Convesation On Yahoo Answers About Dog Training Videos

Michael asks…

Questions Drug Detection Dogs & the difference between the handler and the trainer?

I’m assuming you have the *trainer* of the dogs who trains them to sniff out the narcotics etc. and you have the *handler* who handles the dog once it is trained, correct?
I can’t imagine that the trainer of the dog would handle the dog as well?

What exactly goes into training a detection dog?
Roughly, how long does it take to FULLY train and finish the dog?
Are the trainers *employed* by *the* organisation/an organisation that specialises in this type of work or do they generally own their own business?

Yahoo Answers answers:

It all depends on where you work.
Many Police departments have their own trainer, some take their dogs somewhere to have the dog and handler trainer. In many situations the trainer is a handler as well.
In private firms I would imagine you would see a lot of handler/trainers.
The department here started out by bringing in an outside trainer, then sent one of the handlers for training. He became certified in training, first in protection/tracking and now in detection. He trains all the dogs for the department and handles his own dual purpose dog.

### [Supplied entries]
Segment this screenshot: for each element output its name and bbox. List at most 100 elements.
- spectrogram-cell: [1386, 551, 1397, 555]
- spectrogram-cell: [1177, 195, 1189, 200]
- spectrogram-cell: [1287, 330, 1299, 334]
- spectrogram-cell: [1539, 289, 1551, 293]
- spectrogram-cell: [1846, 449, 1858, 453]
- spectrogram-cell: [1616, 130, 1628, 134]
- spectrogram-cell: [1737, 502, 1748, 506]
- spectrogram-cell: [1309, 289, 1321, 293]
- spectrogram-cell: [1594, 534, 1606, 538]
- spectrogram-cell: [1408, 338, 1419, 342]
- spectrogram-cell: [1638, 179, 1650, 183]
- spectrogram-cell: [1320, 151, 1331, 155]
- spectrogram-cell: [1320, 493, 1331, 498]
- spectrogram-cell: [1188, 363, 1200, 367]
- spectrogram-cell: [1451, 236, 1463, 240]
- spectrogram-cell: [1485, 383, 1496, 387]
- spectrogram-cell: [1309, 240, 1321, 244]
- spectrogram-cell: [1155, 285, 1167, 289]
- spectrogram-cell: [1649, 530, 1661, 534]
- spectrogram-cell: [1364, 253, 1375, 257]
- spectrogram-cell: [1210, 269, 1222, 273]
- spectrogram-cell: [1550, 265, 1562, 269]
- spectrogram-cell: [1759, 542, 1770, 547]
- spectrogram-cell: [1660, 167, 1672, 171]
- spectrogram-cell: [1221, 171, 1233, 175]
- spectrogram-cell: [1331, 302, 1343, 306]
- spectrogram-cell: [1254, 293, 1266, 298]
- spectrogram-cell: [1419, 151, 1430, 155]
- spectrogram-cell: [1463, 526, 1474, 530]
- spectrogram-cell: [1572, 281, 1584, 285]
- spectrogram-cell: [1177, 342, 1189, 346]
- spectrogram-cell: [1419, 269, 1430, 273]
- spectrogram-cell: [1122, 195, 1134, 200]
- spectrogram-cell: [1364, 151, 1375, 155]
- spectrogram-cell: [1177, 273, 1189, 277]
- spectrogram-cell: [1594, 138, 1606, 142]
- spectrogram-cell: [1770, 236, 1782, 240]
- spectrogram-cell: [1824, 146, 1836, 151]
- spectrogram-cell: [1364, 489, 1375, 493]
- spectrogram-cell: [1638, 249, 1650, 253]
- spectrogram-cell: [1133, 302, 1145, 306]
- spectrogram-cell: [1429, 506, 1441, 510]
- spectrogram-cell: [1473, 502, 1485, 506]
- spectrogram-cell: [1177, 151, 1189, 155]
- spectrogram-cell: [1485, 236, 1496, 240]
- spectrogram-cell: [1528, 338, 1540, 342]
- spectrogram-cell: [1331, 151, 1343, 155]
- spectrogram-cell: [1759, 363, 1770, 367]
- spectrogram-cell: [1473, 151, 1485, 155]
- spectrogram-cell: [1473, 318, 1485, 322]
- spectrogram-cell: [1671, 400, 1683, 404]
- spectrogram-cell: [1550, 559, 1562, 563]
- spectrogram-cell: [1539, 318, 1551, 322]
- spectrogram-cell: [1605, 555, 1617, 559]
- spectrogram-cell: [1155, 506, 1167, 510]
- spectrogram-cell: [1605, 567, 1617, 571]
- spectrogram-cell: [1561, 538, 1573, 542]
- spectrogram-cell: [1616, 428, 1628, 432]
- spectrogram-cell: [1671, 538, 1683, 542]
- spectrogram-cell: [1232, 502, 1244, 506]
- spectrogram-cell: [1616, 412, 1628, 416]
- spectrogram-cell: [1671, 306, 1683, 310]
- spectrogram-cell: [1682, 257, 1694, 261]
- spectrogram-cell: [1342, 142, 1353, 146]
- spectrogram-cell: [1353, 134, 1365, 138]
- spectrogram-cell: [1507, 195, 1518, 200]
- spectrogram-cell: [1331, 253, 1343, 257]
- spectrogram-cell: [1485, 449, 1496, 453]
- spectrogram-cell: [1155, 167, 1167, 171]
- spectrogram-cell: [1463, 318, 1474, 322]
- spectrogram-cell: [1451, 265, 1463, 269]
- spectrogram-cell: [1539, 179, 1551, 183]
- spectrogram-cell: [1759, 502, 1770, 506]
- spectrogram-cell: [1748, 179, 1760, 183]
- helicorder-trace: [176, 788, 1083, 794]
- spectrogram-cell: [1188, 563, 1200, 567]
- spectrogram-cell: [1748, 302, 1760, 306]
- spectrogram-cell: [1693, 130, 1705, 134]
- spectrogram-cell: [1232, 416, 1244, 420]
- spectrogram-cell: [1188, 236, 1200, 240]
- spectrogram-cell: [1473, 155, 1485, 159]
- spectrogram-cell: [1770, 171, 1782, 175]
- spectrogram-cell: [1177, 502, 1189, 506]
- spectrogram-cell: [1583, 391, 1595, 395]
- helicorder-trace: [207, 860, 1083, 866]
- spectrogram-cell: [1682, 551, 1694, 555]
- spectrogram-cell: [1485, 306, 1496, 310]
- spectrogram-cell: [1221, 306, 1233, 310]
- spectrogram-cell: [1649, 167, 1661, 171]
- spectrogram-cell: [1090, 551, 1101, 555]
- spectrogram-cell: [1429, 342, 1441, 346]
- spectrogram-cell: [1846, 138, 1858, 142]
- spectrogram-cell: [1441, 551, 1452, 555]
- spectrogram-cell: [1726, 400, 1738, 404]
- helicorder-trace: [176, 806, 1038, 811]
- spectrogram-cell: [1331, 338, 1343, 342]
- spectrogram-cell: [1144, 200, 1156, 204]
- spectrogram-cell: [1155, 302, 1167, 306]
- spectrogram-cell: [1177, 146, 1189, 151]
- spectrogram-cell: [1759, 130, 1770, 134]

### [Work to be completed]
Resume the Q&A above about detection dog trainers and handlers, starting right after its last sentence.

### [Solved exercise]
I know of several other departments in the country that are similar.

The role of the trainer is to train the dog and handler. The trainer never actually trains the dog, but oversees the training and teaches the handler how to train. The video I emailed you showed the handler training the new detection dog. In the background was the trainer that you did not see.

In detection work much of the basic training is known hides, therefore it is not difficult to be a trainer/handler. For the unknowns, you simply need someone to assist you.

Our drug course for the dogs here is 2-3 months long. That’s 8 hour days Monday to Friday.
What is involved is introducing the scent tothe dog, teaching the alert (which you saw in the video), enforcing the alert, then you move on to hides, easy then more difficult.
During training you are learning how to read the dog. There is also time spent ensuring the dog is indicating on the correct scent. There is also the introduction of any other scents. Most dogs are trained to indicate on a number of different scents, not just one.
Then practice. Lots and lots of practice. In different areas and different scenarios.

I do suggest you shoot an email to Greek. I am answering from the Law Enforcement side he may be able to answer the private business side.

Hope I answered and was clear, I am on my phone so it’s always hard to give a good answer. Lol. I’ll check back later to make sure I didnt miss anything.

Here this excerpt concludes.